(Figure record listings)
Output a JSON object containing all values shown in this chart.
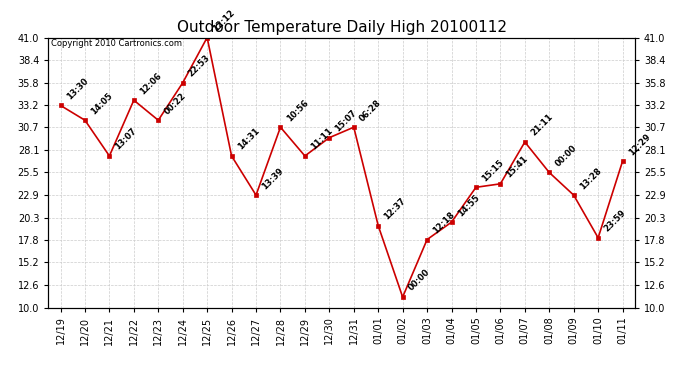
{
  "title": "Outdoor Temperature Daily High 20100112",
  "copyright": "Copyright 2010 Cartronics.com",
  "x_labels": [
    "12/19",
    "12/20",
    "12/21",
    "12/22",
    "12/23",
    "12/24",
    "12/25",
    "12/26",
    "12/27",
    "12/28",
    "12/29",
    "12/30",
    "12/31",
    "01/01",
    "01/02",
    "01/03",
    "01/04",
    "01/05",
    "01/06",
    "01/07",
    "01/08",
    "01/09",
    "01/10",
    "01/11"
  ],
  "y_values": [
    33.2,
    31.5,
    27.4,
    33.8,
    31.5,
    35.8,
    41.0,
    27.4,
    22.9,
    30.7,
    27.4,
    29.5,
    30.7,
    19.4,
    11.2,
    17.8,
    19.8,
    23.8,
    24.2,
    29.0,
    25.5,
    22.9,
    18.0,
    26.8
  ],
  "annotations": [
    "13:30",
    "14:05",
    "13:07",
    "12:06",
    "00:22",
    "22:53",
    "12:12",
    "14:31",
    "13:39",
    "10:56",
    "11:11",
    "15:07",
    "06:28",
    "12:37",
    "00:00",
    "12:18",
    "14:55",
    "15:15",
    "15:41",
    "21:11",
    "00:00",
    "13:28",
    "23:59",
    "12:29"
  ],
  "ylim": [
    10.0,
    41.0
  ],
  "yticks": [
    10.0,
    12.6,
    15.2,
    17.8,
    20.3,
    22.9,
    25.5,
    28.1,
    30.7,
    33.2,
    35.8,
    38.4,
    41.0
  ],
  "line_color": "#cc0000",
  "marker_color": "#cc0000",
  "background_color": "#ffffff",
  "grid_color": "#cccccc",
  "title_fontsize": 11,
  "annotation_fontsize": 6,
  "tick_fontsize": 7,
  "copyright_fontsize": 6
}
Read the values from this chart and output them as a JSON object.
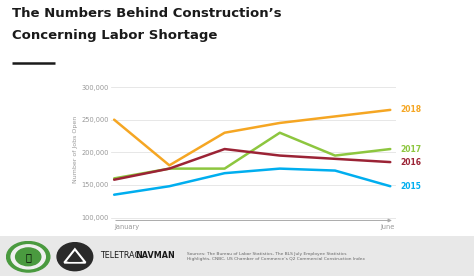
{
  "title_line1": "The Numbers Behind Construction’s",
  "title_line2": "Concerning Labor Shortage",
  "ylabel": "Number of Jobs Open",
  "xlabel_left": "January",
  "xlabel_right": "June",
  "x": [
    0,
    1,
    2,
    3,
    4,
    5
  ],
  "series": {
    "2018": {
      "values": [
        250000,
        180000,
        230000,
        245000,
        255000,
        265000
      ],
      "color": "#f5a623"
    },
    "2017": {
      "values": [
        160000,
        175000,
        175000,
        230000,
        195000,
        205000
      ],
      "color": "#8dc63f"
    },
    "2016": {
      "values": [
        158000,
        175000,
        205000,
        195000,
        190000,
        185000
      ],
      "color": "#9b2335"
    },
    "2015": {
      "values": [
        135000,
        148000,
        168000,
        175000,
        172000,
        148000
      ],
      "color": "#00aeef"
    }
  },
  "ylim": [
    95000,
    315000
  ],
  "yticks": [
    100000,
    150000,
    200000,
    250000,
    300000
  ],
  "ytick_labels": [
    "100,000",
    "150,000",
    "200,000",
    "250,000",
    "300,000"
  ],
  "background_color": "#ffffff",
  "source_text": "Sources: The Bureau of Labor Statistics, The BLS July Employee Statistics\nHighlights, CNBC, US Chamber of Commerce’s Q2 Commercial Construction Index",
  "underline_color": "#1a1a1a",
  "footer_bg": "#e8e8e8",
  "navman_text_teletrac": "TELETRAC",
  "navman_text_navman": "NAVMAN"
}
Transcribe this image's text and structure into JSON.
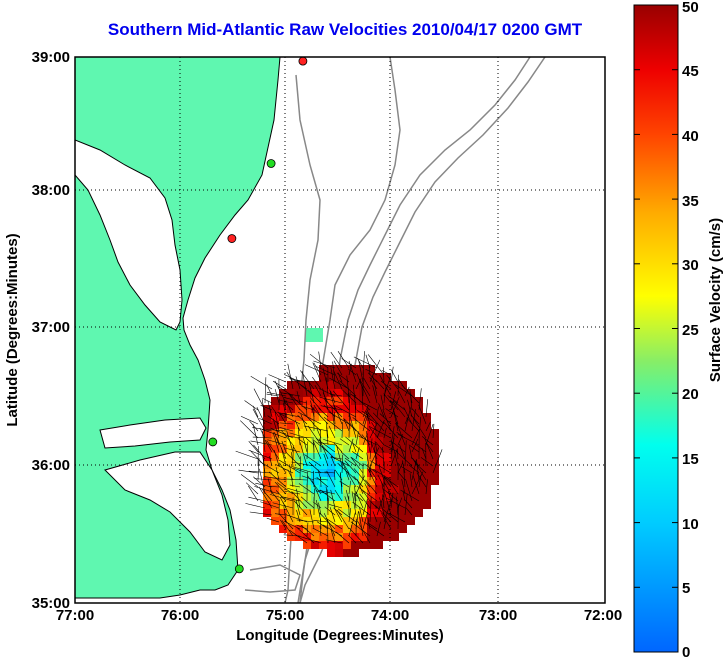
{
  "title": "Southern Mid-Atlantic Raw Velocities 2010/04/17 0200 GMT",
  "x_axis": {
    "label": "Longitude (Degrees:Minutes)",
    "ticks": [
      "77:00",
      "76:00",
      "75:00",
      "74:00",
      "73:00",
      "72:00"
    ]
  },
  "y_axis": {
    "label": "Latitude (Degrees:Minutes)",
    "ticks": [
      "39:00",
      "38:00",
      "37:00",
      "36:00",
      "35:00"
    ]
  },
  "colorbar": {
    "label": "Surface Velocity (cm/s)",
    "ticks": [
      "50",
      "45",
      "40",
      "35",
      "30",
      "25",
      "20",
      "15",
      "10",
      "5",
      "0"
    ],
    "min": 0,
    "max": 50
  },
  "colors": {
    "land": "#5ff7b0",
    "water": "#ffffff",
    "title": "#0000ee",
    "bathymetry": "#888888",
    "station_green": "#22dd22",
    "station_red": "#ff2222"
  },
  "stations": [
    {
      "lon": -74.85,
      "lat": 38.97,
      "status": "red"
    },
    {
      "lon": -75.15,
      "lat": 38.22,
      "status": "green"
    },
    {
      "lon": -75.52,
      "lat": 37.67,
      "status": "red"
    },
    {
      "lon": -75.7,
      "lat": 36.18,
      "status": "green"
    },
    {
      "lon": -75.45,
      "lat": 35.25,
      "status": "green"
    }
  ]
}
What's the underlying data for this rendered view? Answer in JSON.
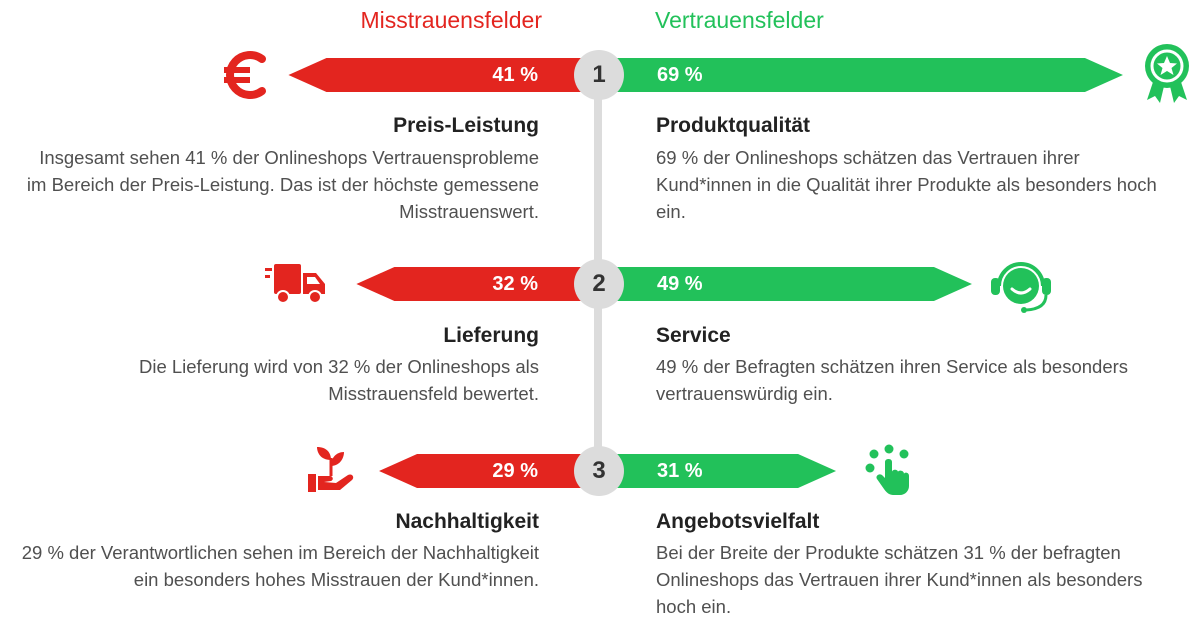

WRITTEN INSTRUCTION:
From the data, pick out every line that includes "Labor".

FINISHED TASK:
  "title_line2": "Concerning Labor Shortage",
  "source_text": "Sources: The Bureau of Labor Statistics, The BLS July Employee Statistics\nHighlights, CNBC, US Chamber of Commerce’s Q2 Commercial Construction Index",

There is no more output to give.